▶ [GIVEN REQUEST]
Give every line from the entries that contains "JSON".

------ RECORD SET

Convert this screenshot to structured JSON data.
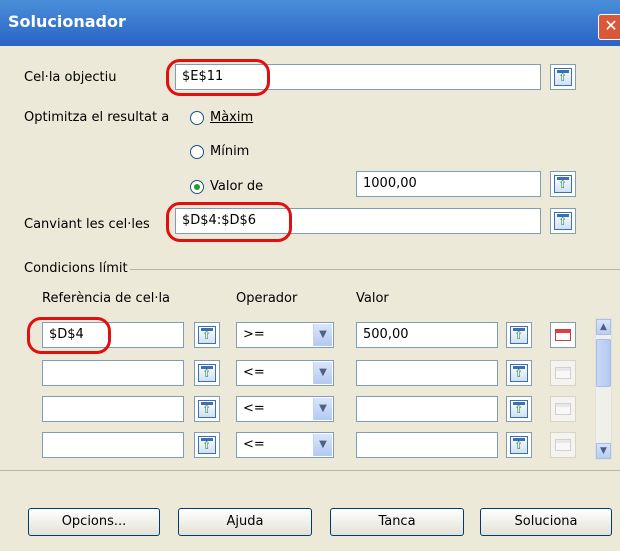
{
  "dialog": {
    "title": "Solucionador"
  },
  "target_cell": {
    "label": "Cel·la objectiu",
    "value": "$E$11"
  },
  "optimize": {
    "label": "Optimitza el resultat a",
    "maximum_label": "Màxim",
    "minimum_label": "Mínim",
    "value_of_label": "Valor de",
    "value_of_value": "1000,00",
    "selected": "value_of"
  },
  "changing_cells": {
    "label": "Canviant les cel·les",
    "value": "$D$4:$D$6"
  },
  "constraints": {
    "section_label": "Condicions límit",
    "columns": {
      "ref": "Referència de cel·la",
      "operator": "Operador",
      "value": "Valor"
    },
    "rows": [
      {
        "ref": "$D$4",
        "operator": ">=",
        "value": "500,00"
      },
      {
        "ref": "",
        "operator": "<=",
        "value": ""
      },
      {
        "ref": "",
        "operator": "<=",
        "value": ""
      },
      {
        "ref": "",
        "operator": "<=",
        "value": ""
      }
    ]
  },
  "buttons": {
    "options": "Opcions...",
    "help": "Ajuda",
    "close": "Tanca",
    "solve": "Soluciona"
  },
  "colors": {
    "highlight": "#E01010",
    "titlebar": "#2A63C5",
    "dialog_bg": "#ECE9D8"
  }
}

------------
------ RECORD SET

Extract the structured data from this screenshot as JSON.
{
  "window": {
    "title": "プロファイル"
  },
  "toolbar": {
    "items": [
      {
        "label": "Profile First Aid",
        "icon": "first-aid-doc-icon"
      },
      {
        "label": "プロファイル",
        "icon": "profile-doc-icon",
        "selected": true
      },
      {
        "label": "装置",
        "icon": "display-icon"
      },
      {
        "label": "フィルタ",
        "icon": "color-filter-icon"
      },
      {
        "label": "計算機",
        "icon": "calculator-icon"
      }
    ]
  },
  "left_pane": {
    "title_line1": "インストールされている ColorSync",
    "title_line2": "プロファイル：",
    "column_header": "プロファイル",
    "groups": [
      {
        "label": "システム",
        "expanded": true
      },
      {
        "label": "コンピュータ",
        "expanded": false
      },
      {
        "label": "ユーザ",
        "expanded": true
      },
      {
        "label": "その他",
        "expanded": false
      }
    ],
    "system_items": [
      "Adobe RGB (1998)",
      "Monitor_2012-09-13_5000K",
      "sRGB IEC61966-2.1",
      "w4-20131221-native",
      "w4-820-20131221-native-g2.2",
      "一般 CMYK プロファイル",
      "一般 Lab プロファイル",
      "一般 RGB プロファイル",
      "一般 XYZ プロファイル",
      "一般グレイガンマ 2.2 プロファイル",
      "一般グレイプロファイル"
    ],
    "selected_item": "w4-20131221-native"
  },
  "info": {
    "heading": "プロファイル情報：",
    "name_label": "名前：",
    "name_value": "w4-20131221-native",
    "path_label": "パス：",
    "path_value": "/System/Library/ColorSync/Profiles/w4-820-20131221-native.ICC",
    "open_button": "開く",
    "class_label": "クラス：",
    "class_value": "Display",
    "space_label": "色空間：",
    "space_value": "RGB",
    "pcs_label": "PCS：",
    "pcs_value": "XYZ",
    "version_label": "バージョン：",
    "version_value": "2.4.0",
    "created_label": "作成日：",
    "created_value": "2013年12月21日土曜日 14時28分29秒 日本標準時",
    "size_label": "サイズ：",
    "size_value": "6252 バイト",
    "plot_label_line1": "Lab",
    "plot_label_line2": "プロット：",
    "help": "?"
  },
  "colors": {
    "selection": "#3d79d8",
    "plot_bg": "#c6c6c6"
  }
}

------------

▶ [IN RESPONSE]
Convert this screenshot to structured JSON data.
Extract the structured data from this screenshot as JSON.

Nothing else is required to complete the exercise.